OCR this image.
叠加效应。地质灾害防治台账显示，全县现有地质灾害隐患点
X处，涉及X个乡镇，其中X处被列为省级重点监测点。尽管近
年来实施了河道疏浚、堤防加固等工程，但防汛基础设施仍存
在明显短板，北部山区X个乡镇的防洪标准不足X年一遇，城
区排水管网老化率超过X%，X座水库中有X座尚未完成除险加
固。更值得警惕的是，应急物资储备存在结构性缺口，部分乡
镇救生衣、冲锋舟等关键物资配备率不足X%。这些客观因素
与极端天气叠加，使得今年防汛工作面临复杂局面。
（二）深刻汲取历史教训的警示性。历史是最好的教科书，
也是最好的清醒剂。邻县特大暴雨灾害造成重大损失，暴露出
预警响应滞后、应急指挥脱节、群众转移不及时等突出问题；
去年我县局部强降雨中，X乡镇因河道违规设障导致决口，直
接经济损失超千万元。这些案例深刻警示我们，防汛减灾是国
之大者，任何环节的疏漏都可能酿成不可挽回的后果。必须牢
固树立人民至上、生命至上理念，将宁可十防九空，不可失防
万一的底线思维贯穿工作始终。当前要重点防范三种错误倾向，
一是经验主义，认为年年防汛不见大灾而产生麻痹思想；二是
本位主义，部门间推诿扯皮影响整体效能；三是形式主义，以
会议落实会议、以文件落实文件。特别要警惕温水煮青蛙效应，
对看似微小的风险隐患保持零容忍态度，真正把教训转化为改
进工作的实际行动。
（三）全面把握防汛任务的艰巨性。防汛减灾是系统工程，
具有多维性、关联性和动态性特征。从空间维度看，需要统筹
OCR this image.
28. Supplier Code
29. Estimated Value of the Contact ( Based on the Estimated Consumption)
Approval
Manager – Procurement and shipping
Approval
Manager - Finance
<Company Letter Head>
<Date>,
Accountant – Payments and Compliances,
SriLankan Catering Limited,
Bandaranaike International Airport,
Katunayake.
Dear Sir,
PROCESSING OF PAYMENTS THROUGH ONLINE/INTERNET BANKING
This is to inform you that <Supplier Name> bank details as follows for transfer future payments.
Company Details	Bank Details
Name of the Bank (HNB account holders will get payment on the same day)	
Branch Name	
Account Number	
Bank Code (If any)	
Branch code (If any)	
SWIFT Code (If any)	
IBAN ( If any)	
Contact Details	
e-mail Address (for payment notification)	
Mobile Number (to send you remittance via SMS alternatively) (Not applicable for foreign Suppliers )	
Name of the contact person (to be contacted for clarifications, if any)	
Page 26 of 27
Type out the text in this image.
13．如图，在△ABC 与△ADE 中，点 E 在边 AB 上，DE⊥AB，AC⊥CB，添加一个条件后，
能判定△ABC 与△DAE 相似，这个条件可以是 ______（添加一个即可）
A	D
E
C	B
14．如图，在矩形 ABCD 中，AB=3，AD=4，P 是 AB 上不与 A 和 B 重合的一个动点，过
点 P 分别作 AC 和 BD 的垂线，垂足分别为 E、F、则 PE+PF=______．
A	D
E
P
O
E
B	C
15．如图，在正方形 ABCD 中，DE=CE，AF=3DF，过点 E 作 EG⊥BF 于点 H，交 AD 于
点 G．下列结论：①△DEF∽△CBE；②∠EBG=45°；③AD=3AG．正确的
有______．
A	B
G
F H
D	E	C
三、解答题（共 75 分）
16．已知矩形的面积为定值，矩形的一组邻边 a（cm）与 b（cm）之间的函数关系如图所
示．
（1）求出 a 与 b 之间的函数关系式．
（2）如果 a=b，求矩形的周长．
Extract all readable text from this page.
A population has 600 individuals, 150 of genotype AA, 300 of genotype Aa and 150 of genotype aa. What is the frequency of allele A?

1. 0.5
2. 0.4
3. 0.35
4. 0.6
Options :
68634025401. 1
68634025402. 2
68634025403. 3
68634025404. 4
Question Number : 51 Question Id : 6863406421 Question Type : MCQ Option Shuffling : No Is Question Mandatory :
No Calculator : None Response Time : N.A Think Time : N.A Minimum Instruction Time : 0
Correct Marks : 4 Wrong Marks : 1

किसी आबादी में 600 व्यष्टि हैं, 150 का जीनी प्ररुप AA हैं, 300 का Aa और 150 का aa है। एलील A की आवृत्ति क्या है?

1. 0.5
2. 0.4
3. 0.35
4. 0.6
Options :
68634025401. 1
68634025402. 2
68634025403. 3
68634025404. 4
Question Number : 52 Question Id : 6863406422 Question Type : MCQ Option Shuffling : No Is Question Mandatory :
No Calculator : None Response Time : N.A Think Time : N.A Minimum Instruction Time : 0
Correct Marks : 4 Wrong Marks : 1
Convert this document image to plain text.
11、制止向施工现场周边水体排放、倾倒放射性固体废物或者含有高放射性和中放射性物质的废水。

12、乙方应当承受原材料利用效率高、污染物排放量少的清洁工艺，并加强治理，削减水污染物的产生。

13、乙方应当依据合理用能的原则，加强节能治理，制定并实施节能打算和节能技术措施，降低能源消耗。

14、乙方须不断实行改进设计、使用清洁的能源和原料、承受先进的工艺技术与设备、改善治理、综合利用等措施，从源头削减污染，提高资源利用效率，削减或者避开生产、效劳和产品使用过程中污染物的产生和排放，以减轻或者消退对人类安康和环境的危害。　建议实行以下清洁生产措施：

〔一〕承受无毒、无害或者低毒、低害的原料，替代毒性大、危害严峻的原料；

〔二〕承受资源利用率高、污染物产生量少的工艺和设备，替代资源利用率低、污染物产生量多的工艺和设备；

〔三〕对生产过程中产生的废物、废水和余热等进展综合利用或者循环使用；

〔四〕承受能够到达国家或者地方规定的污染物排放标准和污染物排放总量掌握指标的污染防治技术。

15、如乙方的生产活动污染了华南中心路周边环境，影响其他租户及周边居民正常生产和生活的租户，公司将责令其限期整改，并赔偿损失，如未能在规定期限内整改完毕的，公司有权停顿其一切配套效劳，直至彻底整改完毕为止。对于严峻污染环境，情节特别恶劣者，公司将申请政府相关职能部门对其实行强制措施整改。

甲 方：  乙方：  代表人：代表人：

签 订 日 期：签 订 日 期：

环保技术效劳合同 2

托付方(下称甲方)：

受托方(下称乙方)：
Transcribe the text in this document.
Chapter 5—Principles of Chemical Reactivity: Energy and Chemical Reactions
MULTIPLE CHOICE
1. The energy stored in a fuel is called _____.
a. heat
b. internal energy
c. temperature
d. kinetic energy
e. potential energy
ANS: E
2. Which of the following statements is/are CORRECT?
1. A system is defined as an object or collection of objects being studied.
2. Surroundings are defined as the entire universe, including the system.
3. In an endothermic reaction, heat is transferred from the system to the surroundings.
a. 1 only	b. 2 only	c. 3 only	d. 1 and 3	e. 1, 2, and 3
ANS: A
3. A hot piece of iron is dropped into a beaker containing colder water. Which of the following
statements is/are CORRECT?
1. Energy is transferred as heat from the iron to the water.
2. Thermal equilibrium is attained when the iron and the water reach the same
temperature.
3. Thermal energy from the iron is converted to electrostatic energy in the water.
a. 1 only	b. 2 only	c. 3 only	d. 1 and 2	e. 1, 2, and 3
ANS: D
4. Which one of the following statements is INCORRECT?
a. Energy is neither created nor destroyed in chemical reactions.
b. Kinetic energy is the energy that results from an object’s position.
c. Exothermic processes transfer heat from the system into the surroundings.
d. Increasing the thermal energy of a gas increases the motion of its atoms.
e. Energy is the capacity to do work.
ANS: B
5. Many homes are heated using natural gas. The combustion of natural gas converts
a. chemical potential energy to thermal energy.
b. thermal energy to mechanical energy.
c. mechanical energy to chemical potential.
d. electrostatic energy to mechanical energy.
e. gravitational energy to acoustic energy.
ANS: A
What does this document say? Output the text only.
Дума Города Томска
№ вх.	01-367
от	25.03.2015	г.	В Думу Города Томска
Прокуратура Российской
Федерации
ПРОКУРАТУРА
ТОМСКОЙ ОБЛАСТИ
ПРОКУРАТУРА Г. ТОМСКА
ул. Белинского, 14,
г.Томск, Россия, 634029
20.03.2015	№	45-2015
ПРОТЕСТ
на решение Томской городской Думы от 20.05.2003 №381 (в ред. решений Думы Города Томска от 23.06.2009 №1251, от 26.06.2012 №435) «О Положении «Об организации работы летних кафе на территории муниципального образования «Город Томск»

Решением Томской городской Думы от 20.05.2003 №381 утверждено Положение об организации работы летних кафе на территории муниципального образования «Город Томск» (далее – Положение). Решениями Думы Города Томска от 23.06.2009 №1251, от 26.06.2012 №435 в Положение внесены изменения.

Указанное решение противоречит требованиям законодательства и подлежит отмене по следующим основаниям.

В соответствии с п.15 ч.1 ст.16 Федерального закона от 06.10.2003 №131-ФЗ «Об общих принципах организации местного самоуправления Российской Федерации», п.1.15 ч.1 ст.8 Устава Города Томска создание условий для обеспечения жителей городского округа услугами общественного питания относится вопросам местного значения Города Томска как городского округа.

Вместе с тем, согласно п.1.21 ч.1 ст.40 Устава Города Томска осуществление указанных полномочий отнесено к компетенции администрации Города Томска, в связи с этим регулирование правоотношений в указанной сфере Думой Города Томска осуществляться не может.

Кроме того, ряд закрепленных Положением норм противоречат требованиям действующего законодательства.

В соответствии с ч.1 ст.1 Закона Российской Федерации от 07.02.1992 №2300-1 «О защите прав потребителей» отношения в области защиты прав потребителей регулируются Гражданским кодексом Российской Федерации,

* * * * * * * * *

Identify every line where the string "требованиям" appears.

Указанное решение противоречит требованиям законодательства и подлежит отмене по следующим основаниям.
Кроме того, ряд закрепленных Положением норм противоречат требованиям действующего законодательства.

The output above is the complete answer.